## START TASK MATERIAL

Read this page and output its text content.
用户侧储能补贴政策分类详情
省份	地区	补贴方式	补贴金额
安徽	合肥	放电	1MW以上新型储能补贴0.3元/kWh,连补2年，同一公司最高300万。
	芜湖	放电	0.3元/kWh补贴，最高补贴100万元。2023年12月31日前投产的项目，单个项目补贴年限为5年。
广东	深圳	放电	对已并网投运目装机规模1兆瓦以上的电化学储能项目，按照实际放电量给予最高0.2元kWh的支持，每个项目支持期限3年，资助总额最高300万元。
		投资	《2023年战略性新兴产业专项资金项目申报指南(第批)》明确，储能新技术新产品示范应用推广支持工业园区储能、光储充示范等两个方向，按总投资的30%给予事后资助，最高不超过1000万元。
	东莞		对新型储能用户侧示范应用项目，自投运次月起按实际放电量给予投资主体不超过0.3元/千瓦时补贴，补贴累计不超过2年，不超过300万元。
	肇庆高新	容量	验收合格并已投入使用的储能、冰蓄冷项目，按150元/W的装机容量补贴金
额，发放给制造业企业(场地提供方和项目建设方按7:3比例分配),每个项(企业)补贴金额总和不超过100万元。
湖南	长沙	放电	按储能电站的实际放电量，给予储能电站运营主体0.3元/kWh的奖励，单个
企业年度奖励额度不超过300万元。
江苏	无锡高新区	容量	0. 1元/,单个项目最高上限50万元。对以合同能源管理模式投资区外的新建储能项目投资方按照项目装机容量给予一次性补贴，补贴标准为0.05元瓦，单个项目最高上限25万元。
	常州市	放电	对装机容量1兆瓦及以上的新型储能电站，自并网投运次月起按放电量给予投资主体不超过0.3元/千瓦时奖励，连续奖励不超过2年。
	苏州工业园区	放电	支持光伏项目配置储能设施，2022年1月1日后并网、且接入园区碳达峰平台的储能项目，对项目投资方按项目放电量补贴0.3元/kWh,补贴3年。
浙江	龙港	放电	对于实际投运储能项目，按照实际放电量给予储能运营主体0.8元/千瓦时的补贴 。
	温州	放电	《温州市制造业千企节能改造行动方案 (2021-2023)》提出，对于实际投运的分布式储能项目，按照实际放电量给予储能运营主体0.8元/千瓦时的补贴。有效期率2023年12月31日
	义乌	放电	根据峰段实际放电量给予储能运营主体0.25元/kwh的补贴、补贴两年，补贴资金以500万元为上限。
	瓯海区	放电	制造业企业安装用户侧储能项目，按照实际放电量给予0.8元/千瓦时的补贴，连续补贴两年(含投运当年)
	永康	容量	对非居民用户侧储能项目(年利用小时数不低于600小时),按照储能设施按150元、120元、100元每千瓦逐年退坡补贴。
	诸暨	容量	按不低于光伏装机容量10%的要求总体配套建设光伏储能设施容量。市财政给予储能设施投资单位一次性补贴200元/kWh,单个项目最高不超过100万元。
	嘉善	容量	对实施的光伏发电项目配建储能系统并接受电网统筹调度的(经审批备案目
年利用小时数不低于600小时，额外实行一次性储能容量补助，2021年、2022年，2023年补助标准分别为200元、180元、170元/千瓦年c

## END TASK MATERIAL
## START TASK MATERIAL

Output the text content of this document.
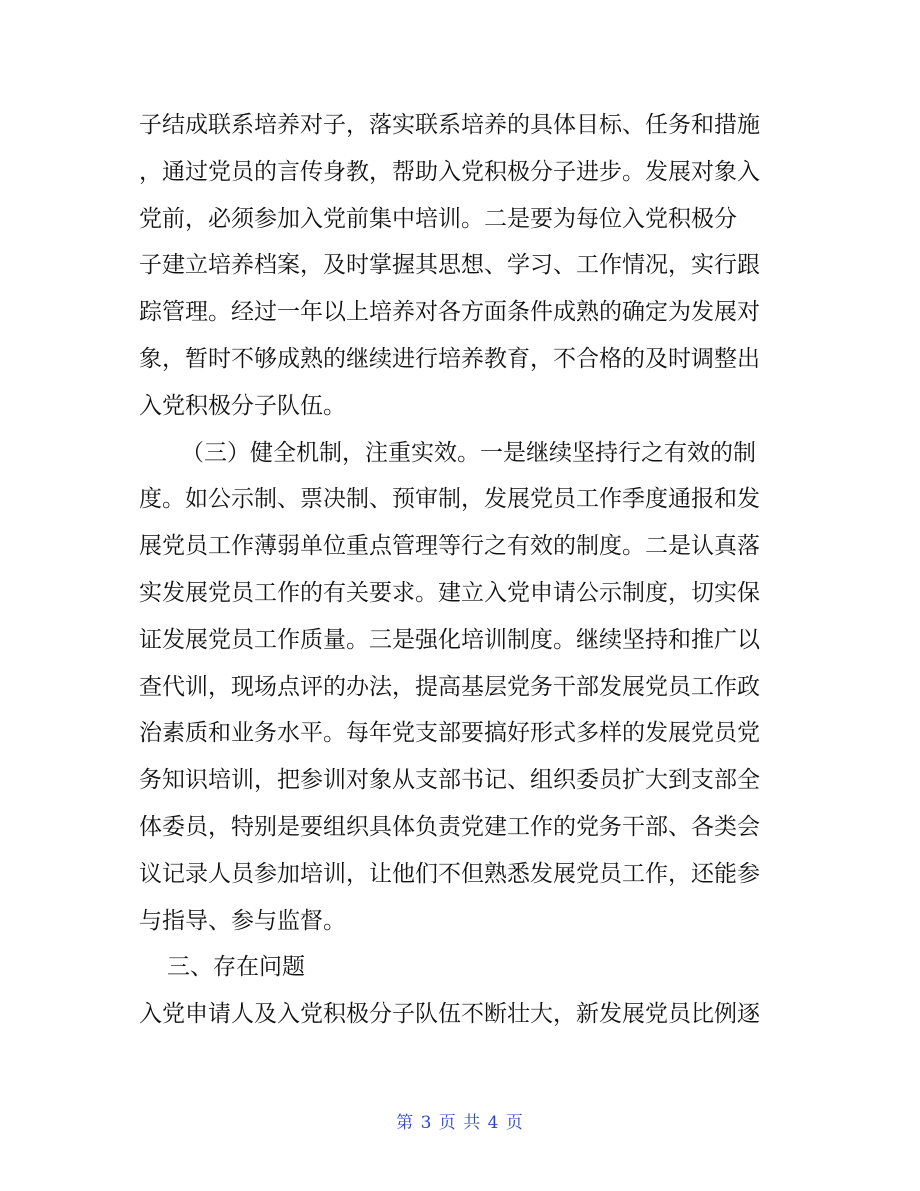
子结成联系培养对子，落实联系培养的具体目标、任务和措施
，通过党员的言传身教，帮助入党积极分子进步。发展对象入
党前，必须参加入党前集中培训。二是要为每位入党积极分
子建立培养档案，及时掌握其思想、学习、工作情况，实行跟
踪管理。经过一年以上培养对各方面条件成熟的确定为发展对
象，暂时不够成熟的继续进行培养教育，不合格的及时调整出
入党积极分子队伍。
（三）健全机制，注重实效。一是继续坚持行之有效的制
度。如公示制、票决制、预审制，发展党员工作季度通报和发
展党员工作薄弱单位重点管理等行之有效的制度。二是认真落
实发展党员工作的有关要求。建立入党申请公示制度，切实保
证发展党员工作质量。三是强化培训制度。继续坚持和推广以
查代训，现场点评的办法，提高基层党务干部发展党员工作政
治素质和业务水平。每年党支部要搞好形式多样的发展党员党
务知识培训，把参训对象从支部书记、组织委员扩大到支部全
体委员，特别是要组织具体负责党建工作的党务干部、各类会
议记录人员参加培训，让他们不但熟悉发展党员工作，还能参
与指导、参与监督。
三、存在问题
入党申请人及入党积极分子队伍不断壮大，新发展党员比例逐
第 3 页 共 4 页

## END TASK MATERIAL

# [JOB]
In the data above, how many lines contain the string "this"? Answer with the number only.

# [TASK OUTPUT]
2